Given request ▸
Scan the material that follows. Copy every line containing the word "美学价值".

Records
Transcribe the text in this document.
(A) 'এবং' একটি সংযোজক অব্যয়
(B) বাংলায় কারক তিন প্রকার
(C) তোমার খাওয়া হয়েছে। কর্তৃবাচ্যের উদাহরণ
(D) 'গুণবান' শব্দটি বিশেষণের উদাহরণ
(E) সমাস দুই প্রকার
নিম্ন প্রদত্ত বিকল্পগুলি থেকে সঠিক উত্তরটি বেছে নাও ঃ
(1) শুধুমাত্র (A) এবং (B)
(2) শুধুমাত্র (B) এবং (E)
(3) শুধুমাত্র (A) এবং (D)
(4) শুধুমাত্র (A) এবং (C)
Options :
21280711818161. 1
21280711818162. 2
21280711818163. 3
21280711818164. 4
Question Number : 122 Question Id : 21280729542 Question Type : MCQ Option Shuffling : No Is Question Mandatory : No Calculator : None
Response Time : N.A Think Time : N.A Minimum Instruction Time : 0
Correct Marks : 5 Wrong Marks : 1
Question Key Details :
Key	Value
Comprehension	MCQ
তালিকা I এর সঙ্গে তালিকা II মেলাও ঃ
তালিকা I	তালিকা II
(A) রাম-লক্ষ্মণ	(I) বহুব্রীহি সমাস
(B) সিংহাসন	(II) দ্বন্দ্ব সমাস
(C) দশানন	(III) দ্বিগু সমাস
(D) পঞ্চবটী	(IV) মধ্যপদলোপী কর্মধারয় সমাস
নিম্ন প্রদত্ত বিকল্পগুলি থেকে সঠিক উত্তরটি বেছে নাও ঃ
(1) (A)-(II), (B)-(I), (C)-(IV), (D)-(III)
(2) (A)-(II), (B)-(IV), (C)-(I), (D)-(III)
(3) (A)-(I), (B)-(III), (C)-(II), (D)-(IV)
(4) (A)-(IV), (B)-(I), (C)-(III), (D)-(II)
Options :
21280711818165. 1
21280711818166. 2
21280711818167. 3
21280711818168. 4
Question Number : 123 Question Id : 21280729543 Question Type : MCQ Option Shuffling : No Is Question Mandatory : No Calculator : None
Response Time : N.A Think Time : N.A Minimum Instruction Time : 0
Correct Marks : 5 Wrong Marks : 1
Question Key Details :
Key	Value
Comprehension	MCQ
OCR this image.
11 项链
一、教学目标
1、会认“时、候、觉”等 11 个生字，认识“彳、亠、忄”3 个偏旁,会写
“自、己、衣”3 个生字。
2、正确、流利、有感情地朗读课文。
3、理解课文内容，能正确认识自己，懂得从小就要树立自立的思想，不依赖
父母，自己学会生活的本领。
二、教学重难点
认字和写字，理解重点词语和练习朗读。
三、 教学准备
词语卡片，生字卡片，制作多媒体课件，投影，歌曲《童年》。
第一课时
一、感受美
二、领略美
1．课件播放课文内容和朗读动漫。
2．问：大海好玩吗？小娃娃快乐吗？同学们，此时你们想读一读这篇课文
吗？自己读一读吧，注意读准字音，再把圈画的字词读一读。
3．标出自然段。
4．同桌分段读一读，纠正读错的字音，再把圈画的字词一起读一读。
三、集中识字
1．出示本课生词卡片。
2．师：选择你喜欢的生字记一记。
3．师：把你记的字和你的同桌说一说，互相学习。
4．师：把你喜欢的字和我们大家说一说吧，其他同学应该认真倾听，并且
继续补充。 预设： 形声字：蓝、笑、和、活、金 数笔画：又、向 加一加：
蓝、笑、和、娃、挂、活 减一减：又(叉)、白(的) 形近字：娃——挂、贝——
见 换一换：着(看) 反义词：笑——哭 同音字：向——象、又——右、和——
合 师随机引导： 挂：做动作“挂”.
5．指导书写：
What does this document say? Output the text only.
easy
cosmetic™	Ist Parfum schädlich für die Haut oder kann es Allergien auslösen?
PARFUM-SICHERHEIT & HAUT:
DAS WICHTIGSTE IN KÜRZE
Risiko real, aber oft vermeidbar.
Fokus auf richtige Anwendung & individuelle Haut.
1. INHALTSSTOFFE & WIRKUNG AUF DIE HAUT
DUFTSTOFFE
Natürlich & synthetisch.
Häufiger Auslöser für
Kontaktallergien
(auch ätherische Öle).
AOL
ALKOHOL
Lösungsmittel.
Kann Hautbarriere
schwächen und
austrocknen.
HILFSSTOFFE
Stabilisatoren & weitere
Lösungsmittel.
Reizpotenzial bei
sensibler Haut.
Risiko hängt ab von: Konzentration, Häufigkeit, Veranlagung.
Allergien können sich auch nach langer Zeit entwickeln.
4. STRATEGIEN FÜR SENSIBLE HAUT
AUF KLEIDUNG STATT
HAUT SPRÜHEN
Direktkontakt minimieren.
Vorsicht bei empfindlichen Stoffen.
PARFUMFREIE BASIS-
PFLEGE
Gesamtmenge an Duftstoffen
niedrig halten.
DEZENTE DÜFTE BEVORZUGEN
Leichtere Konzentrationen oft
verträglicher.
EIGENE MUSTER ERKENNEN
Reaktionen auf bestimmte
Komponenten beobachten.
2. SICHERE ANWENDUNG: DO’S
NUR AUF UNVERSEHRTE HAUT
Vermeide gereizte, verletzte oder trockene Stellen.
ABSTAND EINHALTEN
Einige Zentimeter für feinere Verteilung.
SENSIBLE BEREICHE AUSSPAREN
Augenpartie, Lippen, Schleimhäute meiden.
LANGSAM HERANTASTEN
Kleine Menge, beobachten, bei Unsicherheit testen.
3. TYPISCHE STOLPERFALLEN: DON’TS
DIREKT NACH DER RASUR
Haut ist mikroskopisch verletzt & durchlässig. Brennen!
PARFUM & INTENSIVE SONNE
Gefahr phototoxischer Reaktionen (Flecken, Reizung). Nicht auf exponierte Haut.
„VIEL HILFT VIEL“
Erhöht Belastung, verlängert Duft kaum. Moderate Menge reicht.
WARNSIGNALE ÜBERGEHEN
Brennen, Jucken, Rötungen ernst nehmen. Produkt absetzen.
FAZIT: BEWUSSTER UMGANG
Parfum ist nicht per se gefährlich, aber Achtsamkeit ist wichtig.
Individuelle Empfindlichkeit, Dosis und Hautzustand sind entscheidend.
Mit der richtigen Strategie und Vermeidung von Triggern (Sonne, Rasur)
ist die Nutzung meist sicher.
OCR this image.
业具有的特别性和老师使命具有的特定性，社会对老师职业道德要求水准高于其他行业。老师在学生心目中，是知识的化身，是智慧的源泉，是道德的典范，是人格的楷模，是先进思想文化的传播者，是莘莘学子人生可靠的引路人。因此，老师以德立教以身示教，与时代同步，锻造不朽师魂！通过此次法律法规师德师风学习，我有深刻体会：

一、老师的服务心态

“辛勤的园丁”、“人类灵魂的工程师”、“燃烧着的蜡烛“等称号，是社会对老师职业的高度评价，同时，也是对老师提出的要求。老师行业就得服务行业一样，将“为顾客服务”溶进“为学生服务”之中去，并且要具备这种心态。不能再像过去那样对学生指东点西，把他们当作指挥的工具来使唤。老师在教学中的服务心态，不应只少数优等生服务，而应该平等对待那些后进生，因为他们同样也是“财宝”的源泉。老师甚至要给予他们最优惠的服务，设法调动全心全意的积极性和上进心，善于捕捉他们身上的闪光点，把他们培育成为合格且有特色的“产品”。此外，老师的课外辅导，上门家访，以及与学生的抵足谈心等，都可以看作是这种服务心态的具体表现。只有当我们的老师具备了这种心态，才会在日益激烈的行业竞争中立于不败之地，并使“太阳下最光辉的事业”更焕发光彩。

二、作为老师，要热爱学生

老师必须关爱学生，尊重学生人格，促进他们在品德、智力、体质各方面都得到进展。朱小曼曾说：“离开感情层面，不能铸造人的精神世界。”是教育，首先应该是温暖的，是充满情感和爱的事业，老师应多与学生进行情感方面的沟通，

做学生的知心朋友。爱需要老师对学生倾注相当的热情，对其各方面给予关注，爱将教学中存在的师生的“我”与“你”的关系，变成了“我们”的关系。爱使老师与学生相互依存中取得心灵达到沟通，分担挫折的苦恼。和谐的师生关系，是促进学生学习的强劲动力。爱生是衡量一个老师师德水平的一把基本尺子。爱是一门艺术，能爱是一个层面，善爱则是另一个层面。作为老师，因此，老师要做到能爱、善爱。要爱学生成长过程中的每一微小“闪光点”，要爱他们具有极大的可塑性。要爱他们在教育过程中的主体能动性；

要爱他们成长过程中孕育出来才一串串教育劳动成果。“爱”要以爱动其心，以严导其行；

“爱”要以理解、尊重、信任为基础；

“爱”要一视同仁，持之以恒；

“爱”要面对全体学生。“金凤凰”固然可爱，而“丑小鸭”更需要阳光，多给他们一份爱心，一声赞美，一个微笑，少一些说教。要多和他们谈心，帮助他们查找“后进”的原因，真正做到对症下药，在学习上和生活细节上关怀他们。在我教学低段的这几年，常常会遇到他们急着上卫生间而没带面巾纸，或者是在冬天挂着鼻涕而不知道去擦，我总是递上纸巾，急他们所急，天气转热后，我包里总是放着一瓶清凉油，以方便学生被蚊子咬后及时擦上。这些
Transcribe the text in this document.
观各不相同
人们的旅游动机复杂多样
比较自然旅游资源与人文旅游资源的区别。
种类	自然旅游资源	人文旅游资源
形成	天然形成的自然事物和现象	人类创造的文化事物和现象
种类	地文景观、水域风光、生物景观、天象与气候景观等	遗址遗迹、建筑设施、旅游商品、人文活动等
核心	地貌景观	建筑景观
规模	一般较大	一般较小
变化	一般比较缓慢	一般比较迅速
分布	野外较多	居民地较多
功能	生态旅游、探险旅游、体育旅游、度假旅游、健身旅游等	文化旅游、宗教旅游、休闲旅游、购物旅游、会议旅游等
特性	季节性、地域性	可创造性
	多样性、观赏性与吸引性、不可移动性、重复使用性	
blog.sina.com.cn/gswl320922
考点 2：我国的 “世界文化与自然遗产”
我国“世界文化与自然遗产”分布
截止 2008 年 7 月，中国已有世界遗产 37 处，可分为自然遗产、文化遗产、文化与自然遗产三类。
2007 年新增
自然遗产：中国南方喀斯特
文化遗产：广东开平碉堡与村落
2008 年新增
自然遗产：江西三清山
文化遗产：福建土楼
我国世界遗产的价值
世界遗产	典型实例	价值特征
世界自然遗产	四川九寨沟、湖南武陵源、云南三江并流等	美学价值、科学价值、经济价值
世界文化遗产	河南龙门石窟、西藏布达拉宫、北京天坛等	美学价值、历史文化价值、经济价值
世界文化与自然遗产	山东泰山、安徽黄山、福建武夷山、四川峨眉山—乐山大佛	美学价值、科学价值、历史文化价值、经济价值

Solution to the problem ▸
世界自然遗产	四川九寨沟、湖南武陵源、云南三江并流等	美学价值、科学价值、经济价值
世界文化遗产	河南龙门石窟、西藏布达拉宫、北京天坛等	美学价值、历史文化价值、经济价值
世界文化与自然遗产	山东泰山、安徽黄山、福建武夷山、四川峨眉山—乐山大佛	美学价值、科学价值、历史文化价值、经济价值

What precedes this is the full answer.